**Request**. Output the material below unchanged, apart from leaving out the pictures.

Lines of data
○ ○ ○ ○

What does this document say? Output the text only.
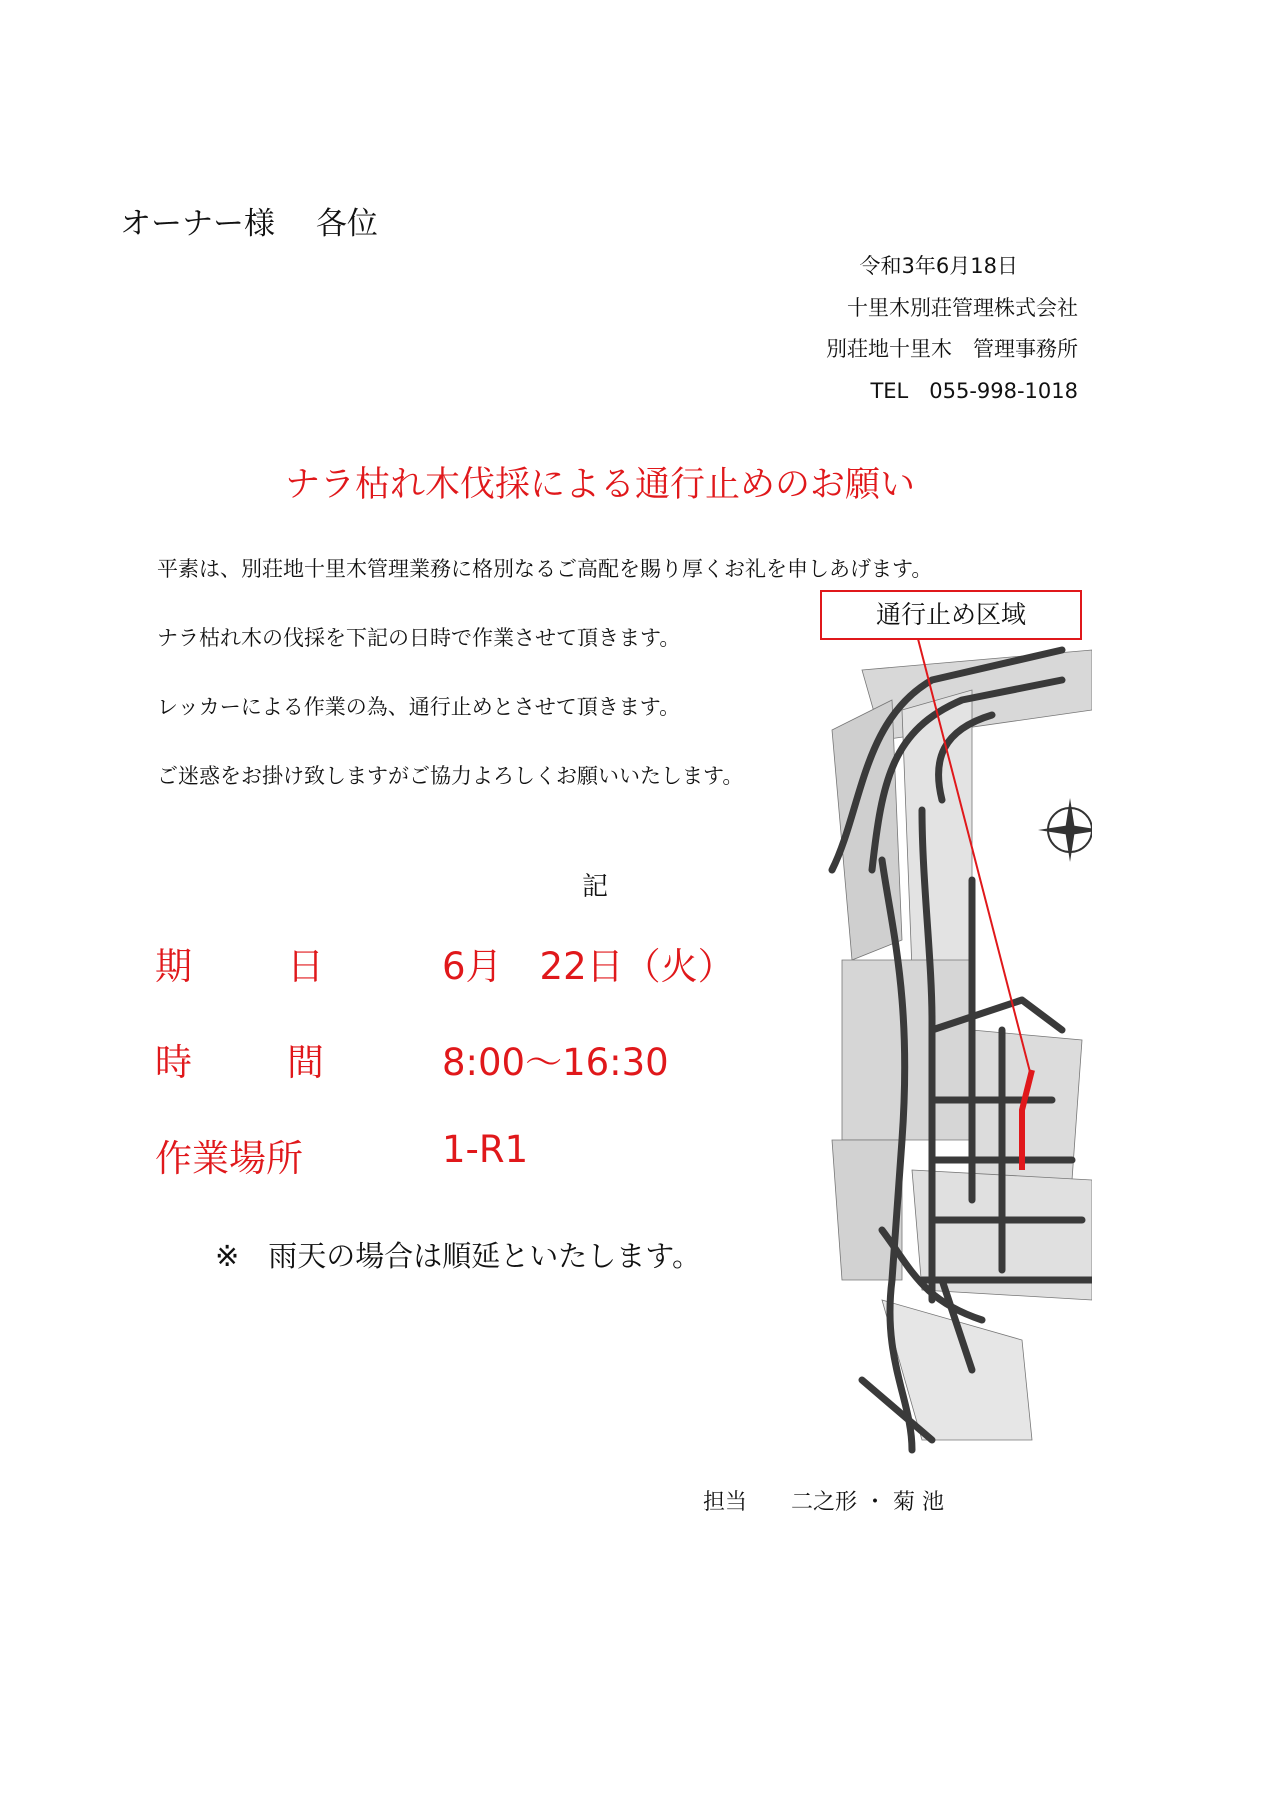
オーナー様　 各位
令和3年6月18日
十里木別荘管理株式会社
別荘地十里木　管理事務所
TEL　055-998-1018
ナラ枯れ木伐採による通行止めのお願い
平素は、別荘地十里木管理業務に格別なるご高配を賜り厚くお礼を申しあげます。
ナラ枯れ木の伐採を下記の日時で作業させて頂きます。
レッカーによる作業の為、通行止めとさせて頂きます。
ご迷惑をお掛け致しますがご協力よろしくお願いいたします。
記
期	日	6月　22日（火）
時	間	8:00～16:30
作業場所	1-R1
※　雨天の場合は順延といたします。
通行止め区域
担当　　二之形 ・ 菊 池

○ ○ ○ ○

**Output for this exercise**.
What does this document say? Output the text only.
オーナー様　 各位
令和3年6月18日
十里木別荘管理株式会社
別荘地十里木　管理事務所
TEL　055-998-1018
ナラ枯れ木伐採による通行止めのお願い
平素は、別荘地十里木管理業務に格別なるご高配を賜り厚くお礼を申しあげます。
ナラ枯れ木の伐採を下記の日時で作業させて頂きます。
レッカーによる作業の為、通行止めとさせて頂きます。
ご迷惑をお掛け致しますがご協力よろしくお願いいたします。
記
期	日	6月　22日（火）
時	間	8:00～16:30
作業場所	1-R1
※　雨天の場合は順延といたします。
通行止め区域
担当　　二之形 ・ 菊 池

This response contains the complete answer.